→ **Problem description**
Make an exact copy of the entries below.

+ + + +

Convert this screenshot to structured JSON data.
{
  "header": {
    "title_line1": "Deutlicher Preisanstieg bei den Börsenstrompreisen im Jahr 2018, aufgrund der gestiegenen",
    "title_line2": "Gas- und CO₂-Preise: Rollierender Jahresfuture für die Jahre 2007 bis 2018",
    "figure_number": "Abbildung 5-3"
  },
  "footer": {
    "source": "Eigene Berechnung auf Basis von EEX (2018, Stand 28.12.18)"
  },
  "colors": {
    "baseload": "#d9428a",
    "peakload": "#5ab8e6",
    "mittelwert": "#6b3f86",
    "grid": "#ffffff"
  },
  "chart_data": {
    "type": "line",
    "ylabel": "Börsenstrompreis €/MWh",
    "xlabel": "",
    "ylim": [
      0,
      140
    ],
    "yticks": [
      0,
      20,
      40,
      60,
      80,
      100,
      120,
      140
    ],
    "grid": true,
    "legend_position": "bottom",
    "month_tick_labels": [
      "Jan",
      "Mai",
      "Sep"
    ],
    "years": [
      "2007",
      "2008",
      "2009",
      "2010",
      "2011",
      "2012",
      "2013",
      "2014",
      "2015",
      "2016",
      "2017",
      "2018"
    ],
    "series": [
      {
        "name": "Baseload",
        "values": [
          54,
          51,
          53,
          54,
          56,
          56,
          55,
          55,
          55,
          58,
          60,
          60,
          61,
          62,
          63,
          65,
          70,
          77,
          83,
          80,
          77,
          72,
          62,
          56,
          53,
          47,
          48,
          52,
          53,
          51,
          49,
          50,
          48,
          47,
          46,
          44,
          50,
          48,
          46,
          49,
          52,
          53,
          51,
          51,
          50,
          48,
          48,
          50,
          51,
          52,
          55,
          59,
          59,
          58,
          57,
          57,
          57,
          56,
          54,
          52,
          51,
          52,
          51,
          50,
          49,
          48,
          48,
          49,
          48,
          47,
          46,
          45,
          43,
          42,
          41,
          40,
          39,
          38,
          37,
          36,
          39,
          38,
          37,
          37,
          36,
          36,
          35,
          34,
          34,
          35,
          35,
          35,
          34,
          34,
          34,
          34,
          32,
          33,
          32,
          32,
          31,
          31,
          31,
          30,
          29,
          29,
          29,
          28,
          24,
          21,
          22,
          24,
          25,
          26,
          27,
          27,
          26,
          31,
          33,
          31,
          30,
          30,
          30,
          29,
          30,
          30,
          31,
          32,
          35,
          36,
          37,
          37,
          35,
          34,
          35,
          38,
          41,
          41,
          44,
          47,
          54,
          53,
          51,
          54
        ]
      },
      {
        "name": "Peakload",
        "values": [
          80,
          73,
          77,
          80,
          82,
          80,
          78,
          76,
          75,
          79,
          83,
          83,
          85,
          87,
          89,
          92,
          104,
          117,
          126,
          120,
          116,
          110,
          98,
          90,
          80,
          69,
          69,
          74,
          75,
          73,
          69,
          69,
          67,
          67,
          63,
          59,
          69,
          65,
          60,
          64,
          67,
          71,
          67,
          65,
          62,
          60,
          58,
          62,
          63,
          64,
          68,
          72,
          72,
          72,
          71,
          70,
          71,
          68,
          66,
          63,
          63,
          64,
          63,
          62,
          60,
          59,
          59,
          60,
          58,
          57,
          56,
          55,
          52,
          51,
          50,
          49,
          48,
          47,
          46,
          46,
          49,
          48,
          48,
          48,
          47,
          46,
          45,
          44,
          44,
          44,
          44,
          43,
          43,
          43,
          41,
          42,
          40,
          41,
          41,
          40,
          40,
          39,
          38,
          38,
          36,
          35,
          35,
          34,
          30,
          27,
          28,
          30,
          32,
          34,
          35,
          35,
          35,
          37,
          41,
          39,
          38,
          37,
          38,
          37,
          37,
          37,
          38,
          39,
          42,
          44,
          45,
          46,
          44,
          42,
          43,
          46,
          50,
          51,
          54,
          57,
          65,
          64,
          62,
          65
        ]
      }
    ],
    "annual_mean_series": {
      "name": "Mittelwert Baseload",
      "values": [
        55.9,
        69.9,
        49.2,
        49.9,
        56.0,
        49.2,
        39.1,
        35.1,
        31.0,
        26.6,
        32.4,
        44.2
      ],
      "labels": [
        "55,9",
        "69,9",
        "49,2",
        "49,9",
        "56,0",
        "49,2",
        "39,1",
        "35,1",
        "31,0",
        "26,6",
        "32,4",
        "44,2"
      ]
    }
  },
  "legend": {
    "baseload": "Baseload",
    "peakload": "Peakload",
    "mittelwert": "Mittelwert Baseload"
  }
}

+ + + +

→ **Completed task**
Convert this screenshot to structured JSON data.
{
  "header": {
    "title_line1": "Deutlicher Preisanstieg bei den Börsenstrompreisen im Jahr 2018, aufgrund der gestiegenen",
    "title_line2": "Gas- und CO₂-Preise: Rollierender Jahresfuture für die Jahre 2007 bis 2018",
    "figure_number": "Abbildung 5-3"
  },
  "footer": {
    "source": "Eigene Berechnung auf Basis von EEX (2018, Stand 28.12.18)"
  },
  "colors": {
    "baseload": "#d9428a",
    "peakload": "#5ab8e6",
    "mittelwert": "#6b3f86",
    "grid": "#ffffff"
  },
  "chart_data": {
    "type": "line",
    "ylabel": "Börsenstrompreis €/MWh",
    "xlabel": "",
    "ylim": [
      0,
      140
    ],
    "yticks": [
      0,
      20,
      40,
      60,
      80,
      100,
      120,
      140
    ],
    "grid": true,
    "legend_position": "bottom",
    "month_tick_labels": [
      "Jan",
      "Mai",
      "Sep"
    ],
    "years": [
      "2007",
      "2008",
      "2009",
      "2010",
      "2011",
      "2012",
      "2013",
      "2014",
      "2015",
      "2016",
      "2017",
      "2018"
    ],
    "series": [
      {
        "name": "Baseload",
        "values": [
          54,
          51,
          53,
          54,
          56,
          56,
          55,
          55,
          55,
          58,
          60,
          60,
          61,
          62,
          63,
          65,
          70,
          77,
          83,
          80,
          77,
          72,
          62,
          56,
          53,
          47,
          48,
          52,
          53,
          51,
          49,
          50,
          48,
          47,
          46,
          44,
          50,
          48,
          46,
          49,
          52,
          53,
          51,
          51,
          50,
          48,
          48,
          50,
          51,
          52,
          55,
          59,
          59,
          58,
          57,
          57,
          57,
          56,
          54,
          52,
          51,
          52,
          51,
          50,
          49,
          48,
          48,
          49,
          48,
          47,
          46,
          45,
          43,
          42,
          41,
          40,
          39,
          38,
          37,
          36,
          39,
          38,
          37,
          37,
          36,
          36,
          35,
          34,
          34,
          35,
          35,
          35,
          34,
          34,
          34,
          34,
          32,
          33,
          32,
          32,
          31,
          31,
          31,
          30,
          29,
          29,
          29,
          28,
          24,
          21,
          22,
          24,
          25,
          26,
          27,
          27,
          26,
          31,
          33,
          31,
          30,
          30,
          30,
          29,
          30,
          30,
          31,
          32,
          35,
          36,
          37,
          37,
          35,
          34,
          35,
          38,
          41,
          41,
          44,
          47,
          54,
          53,
          51,
          54
        ]
      },
      {
        "name": "Peakload",
        "values": [
          80,
          73,
          77,
          80,
          82,
          80,
          78,
          76,
          75,
          79,
          83,
          83,
          85,
          87,
          89,
          92,
          104,
          117,
          126,
          120,
          116,
          110,
          98,
          90,
          80,
          69,
          69,
          74,
          75,
          73,
          69,
          69,
          67,
          67,
          63,
          59,
          69,
          65,
          60,
          64,
          67,
          71,
          67,
          65,
          62,
          60,
          58,
          62,
          63,
          64,
          68,
          72,
          72,
          72,
          71,
          70,
          71,
          68,
          66,
          63,
          63,
          64,
          63,
          62,
          60,
          59,
          59,
          60,
          58,
          57,
          56,
          55,
          52,
          51,
          50,
          49,
          48,
          47,
          46,
          46,
          49,
          48,
          48,
          48,
          47,
          46,
          45,
          44,
          44,
          44,
          44,
          43,
          43,
          43,
          41,
          42,
          40,
          41,
          41,
          40,
          40,
          39,
          38,
          38,
          36,
          35,
          35,
          34,
          30,
          27,
          28,
          30,
          32,
          34,
          35,
          35,
          35,
          37,
          41,
          39,
          38,
          37,
          38,
          37,
          37,
          37,
          38,
          39,
          42,
          44,
          45,
          46,
          44,
          42,
          43,
          46,
          50,
          51,
          54,
          57,
          65,
          64,
          62,
          65
        ]
      }
    ],
    "annual_mean_series": {
      "name": "Mittelwert Baseload",
      "values": [
        55.9,
        69.9,
        49.2,
        49.9,
        56.0,
        49.2,
        39.1,
        35.1,
        31.0,
        26.6,
        32.4,
        44.2
      ],
      "labels": [
        "55,9",
        "69,9",
        "49,2",
        "49,9",
        "56,0",
        "49,2",
        "39,1",
        "35,1",
        "31,0",
        "26,6",
        "32,4",
        "44,2"
      ]
    }
  },
  "legend": {
    "baseload": "Baseload",
    "peakload": "Peakload",
    "mittelwert": "Mittelwert Baseload"
  }
}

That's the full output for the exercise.